- [Task statement]:
Copy each line of the entries that contains the word "神经性疼痛".
start Data to process
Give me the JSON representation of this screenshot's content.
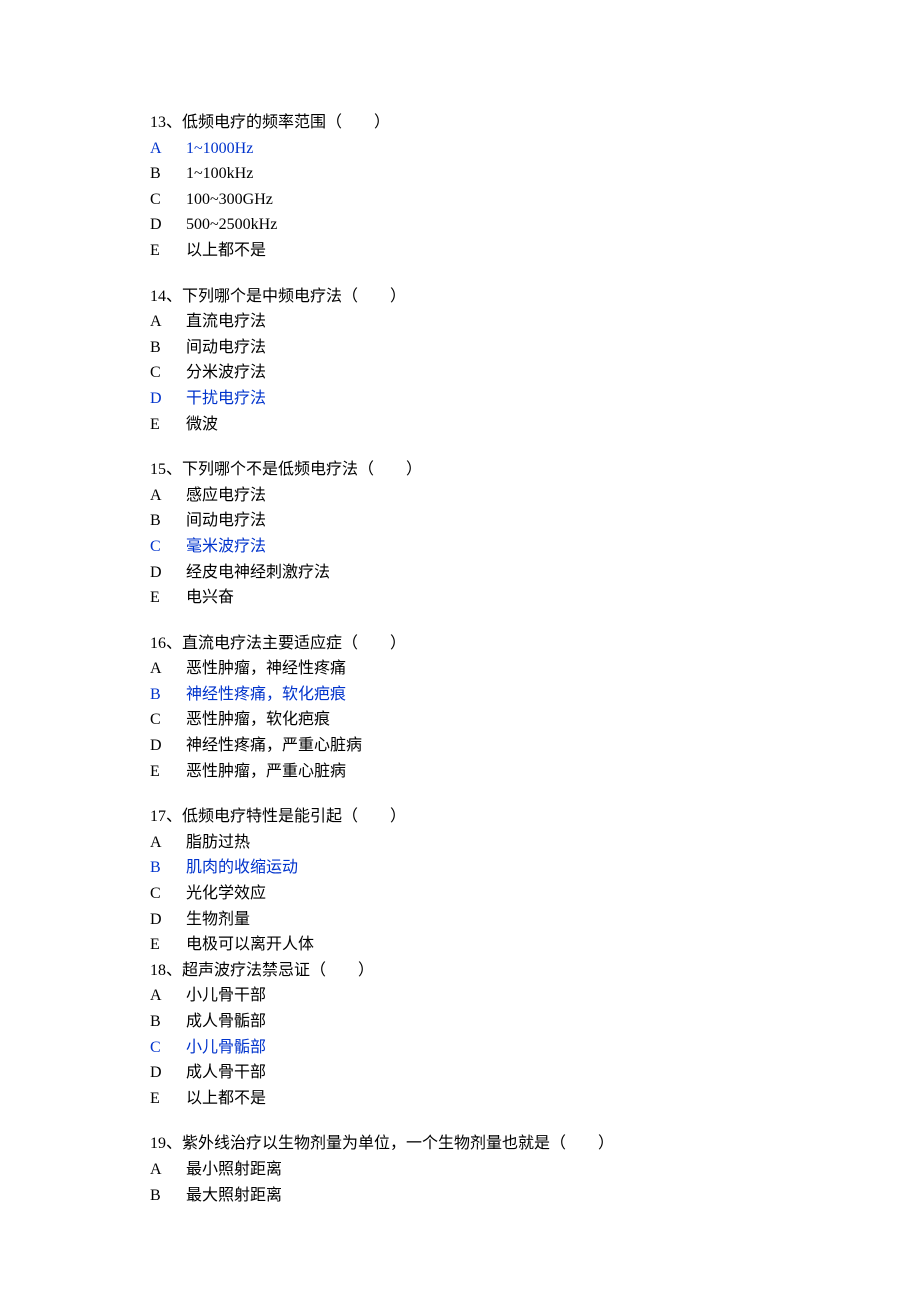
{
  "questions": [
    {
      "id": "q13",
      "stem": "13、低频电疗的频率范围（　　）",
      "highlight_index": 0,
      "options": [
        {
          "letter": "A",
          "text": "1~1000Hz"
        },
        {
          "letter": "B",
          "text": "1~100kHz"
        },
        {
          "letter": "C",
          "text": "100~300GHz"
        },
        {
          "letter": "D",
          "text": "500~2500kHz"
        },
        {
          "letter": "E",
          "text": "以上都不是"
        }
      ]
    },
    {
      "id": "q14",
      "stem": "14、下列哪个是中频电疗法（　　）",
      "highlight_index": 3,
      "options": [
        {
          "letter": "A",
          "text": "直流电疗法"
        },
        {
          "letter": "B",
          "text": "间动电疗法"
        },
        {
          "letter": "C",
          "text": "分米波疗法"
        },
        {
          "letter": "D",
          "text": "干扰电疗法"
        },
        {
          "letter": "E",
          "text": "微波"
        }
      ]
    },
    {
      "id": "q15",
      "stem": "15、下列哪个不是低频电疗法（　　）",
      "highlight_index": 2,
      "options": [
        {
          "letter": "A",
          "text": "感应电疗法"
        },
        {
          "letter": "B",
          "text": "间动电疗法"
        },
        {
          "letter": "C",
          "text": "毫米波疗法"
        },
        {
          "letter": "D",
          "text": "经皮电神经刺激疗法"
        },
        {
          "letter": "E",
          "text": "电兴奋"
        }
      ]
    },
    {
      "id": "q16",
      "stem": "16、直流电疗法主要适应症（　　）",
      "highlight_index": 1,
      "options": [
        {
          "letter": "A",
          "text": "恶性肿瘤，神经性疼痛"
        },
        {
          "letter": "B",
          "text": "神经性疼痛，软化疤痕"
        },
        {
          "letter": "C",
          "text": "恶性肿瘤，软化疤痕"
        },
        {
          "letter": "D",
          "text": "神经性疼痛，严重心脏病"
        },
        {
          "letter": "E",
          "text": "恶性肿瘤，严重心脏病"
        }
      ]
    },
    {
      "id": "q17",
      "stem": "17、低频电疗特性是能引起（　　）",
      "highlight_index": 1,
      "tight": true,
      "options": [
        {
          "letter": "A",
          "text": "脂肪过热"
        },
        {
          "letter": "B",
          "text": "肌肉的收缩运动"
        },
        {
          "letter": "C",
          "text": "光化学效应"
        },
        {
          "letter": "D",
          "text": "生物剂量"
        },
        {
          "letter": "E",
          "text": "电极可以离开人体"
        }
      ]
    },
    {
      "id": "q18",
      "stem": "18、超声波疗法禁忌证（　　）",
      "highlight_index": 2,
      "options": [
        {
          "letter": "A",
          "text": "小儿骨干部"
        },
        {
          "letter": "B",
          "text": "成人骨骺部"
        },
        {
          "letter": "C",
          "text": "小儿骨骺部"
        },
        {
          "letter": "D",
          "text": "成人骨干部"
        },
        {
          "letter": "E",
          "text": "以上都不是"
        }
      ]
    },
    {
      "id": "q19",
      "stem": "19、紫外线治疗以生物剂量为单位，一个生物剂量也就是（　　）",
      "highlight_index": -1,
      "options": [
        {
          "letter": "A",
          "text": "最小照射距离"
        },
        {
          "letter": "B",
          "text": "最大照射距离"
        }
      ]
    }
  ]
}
end Data to process
start Data to process
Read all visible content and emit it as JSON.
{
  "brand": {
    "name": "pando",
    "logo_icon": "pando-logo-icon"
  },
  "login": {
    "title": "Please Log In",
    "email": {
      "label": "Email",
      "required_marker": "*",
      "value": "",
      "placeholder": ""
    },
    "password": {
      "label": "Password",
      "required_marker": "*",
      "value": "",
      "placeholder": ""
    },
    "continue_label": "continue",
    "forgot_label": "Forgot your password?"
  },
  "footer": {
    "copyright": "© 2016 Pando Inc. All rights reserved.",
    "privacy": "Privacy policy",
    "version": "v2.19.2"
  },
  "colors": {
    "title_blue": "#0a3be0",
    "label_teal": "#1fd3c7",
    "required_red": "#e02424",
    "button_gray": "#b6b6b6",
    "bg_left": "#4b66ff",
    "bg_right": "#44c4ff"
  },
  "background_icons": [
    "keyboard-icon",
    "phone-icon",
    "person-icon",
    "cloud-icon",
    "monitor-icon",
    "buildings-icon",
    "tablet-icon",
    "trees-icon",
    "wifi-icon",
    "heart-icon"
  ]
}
end Data to process
start Data to process
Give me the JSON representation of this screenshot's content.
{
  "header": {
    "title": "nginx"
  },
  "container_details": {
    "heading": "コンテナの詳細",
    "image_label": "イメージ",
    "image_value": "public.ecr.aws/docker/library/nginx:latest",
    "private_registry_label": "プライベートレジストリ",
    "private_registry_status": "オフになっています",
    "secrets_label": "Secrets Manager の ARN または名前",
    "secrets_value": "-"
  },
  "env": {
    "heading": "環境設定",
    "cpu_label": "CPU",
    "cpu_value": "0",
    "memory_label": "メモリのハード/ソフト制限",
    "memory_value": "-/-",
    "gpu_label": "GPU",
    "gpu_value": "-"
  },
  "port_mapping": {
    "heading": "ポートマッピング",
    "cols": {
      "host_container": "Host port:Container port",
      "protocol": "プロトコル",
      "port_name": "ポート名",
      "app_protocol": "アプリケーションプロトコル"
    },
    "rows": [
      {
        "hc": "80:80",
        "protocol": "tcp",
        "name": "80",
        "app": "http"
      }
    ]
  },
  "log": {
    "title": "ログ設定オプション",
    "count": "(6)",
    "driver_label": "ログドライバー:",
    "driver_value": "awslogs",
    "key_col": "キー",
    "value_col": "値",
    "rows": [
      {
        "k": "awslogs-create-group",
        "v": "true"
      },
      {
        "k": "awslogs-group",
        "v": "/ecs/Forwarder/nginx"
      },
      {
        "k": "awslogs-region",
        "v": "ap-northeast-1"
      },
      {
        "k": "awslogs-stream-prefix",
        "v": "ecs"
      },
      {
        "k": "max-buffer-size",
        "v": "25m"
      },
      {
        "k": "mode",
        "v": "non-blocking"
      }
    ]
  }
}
end Data to process
- [Solution for this exercise]:
          "text": "恶性肿瘤，神经性疼痛"
          "text": "神经性疼痛，软化疤痕"
          "text": "神经性疼痛，严重心脏病"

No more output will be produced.